AIM: Find each line with the word "name" and state how many there are, nothing more.

[Entries with figure data]
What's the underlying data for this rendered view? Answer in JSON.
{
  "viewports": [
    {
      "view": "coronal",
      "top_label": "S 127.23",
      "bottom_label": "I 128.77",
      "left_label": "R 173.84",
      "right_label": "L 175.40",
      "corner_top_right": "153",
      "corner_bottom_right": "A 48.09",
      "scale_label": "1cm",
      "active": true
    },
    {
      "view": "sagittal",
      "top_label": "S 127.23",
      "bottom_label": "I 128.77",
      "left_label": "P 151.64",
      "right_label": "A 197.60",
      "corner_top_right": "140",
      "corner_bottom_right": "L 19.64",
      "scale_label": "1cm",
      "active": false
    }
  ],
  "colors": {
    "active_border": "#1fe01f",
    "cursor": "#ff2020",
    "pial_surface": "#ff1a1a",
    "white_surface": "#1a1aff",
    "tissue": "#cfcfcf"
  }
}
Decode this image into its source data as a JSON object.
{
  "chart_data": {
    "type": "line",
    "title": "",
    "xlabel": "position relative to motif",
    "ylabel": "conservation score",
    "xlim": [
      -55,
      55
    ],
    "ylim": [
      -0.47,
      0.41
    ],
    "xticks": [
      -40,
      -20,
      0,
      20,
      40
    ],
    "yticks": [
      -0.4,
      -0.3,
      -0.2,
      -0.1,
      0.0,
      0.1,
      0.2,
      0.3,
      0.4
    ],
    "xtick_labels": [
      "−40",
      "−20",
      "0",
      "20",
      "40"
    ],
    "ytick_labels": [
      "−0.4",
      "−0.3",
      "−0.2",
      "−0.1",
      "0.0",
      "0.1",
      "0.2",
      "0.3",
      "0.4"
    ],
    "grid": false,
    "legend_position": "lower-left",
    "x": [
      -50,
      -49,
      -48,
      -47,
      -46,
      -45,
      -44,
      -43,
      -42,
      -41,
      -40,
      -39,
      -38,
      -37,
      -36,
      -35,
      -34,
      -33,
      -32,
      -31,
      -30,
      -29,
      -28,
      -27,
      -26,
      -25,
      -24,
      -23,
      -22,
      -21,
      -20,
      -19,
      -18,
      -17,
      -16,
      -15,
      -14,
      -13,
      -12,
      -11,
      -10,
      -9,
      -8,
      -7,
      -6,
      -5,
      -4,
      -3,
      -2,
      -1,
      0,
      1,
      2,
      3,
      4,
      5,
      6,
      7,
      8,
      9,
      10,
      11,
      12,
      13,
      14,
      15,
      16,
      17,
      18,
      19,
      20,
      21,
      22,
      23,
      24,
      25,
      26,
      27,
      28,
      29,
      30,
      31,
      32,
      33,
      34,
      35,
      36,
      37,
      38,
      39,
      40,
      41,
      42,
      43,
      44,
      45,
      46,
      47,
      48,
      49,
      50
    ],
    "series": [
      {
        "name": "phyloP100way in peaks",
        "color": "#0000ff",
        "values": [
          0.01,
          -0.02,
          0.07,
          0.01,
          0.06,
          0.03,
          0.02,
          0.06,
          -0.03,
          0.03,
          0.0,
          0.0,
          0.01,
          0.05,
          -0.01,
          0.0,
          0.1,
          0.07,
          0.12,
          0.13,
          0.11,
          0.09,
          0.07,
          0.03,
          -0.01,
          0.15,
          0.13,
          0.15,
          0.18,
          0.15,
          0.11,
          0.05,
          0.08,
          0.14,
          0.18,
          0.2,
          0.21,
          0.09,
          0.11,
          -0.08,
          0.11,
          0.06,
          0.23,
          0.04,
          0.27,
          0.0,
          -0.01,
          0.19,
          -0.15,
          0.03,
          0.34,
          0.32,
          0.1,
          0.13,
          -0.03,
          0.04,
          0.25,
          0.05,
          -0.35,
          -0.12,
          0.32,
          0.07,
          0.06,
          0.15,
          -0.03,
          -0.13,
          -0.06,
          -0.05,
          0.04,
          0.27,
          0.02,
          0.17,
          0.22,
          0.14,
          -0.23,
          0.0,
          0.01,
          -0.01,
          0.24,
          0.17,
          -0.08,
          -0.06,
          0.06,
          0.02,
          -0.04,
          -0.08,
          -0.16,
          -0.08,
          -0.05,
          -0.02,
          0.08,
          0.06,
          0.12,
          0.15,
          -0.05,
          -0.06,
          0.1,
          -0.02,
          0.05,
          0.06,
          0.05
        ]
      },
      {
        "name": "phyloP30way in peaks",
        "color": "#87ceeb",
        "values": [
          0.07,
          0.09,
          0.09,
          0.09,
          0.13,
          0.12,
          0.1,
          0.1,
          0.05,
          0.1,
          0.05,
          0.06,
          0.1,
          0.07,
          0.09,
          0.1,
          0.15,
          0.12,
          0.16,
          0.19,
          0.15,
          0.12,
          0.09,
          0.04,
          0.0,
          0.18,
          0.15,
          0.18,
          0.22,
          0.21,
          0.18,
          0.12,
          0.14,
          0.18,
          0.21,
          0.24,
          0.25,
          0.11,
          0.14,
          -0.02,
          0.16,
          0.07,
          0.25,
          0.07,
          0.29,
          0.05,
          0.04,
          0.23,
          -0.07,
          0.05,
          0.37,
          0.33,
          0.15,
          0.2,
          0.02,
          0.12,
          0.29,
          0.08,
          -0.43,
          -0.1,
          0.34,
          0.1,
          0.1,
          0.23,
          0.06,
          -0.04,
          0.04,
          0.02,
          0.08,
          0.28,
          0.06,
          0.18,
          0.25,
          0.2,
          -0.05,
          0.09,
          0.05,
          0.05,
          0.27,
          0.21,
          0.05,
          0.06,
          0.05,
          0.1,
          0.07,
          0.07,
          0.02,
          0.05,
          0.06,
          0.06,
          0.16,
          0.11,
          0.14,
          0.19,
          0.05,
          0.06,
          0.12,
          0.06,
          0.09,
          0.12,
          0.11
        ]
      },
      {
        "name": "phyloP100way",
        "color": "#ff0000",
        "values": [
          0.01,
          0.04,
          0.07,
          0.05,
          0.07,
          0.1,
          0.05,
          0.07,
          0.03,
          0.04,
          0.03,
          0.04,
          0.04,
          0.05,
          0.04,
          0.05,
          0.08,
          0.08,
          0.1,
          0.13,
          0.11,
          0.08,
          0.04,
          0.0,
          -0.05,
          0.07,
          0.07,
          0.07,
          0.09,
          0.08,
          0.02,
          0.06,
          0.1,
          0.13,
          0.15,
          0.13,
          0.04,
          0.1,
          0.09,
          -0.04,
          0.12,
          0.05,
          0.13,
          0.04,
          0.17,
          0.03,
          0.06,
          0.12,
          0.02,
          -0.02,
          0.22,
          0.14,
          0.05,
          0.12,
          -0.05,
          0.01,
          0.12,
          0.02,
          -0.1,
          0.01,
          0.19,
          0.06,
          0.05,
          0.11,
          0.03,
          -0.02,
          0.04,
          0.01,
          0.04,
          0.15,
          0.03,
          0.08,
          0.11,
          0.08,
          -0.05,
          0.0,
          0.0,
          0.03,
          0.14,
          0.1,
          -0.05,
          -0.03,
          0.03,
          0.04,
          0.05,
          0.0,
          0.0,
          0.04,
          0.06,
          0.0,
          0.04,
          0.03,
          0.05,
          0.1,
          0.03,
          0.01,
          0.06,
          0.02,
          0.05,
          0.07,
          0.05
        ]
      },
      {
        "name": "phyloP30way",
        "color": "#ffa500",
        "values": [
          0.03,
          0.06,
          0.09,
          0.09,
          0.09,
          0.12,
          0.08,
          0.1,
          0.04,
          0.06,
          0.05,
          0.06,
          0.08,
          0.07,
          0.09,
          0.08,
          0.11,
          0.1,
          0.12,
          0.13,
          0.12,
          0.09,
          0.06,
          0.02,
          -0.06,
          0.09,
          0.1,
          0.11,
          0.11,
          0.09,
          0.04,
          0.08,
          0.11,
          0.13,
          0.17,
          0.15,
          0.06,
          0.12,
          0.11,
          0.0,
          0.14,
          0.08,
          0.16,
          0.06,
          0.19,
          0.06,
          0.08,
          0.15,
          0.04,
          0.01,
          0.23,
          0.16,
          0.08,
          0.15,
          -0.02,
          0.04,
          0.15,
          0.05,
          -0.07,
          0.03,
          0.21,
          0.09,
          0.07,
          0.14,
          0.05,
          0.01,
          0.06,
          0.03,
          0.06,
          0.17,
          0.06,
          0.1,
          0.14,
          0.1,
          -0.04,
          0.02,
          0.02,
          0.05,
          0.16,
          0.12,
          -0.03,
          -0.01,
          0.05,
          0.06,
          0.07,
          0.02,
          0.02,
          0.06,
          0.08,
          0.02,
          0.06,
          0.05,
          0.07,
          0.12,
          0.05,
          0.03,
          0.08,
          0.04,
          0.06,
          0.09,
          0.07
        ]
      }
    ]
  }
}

TASK RESULT: 4